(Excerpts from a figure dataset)

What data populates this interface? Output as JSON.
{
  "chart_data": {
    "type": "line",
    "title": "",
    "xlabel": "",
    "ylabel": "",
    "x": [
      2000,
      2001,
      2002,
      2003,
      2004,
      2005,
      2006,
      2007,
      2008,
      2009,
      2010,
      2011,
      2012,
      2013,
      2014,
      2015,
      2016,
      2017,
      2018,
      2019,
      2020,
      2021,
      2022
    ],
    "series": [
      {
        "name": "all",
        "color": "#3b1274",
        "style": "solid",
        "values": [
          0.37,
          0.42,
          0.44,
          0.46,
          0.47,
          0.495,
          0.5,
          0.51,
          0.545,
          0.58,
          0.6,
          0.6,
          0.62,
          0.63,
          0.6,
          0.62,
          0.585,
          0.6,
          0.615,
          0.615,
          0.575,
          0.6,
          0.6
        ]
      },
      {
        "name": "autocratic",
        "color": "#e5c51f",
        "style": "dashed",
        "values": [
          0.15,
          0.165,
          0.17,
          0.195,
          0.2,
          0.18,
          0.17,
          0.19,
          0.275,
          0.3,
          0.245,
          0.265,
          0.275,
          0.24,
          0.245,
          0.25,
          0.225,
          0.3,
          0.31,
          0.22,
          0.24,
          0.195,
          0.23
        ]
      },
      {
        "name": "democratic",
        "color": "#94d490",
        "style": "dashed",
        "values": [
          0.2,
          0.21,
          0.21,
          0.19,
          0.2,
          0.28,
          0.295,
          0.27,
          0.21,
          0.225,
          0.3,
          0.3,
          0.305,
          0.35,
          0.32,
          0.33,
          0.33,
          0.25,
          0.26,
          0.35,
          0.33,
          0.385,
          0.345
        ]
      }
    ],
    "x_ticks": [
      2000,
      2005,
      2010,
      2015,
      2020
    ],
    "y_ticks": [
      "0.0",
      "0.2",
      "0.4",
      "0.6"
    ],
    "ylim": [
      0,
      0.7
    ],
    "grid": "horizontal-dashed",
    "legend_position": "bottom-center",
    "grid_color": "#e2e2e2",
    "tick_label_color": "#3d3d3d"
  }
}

* **Prompt**: Pull out every line above that holds the word "name".

* **Task solution**:
        "name": "all",
        "name": "autocratic",
        "name": "democratic",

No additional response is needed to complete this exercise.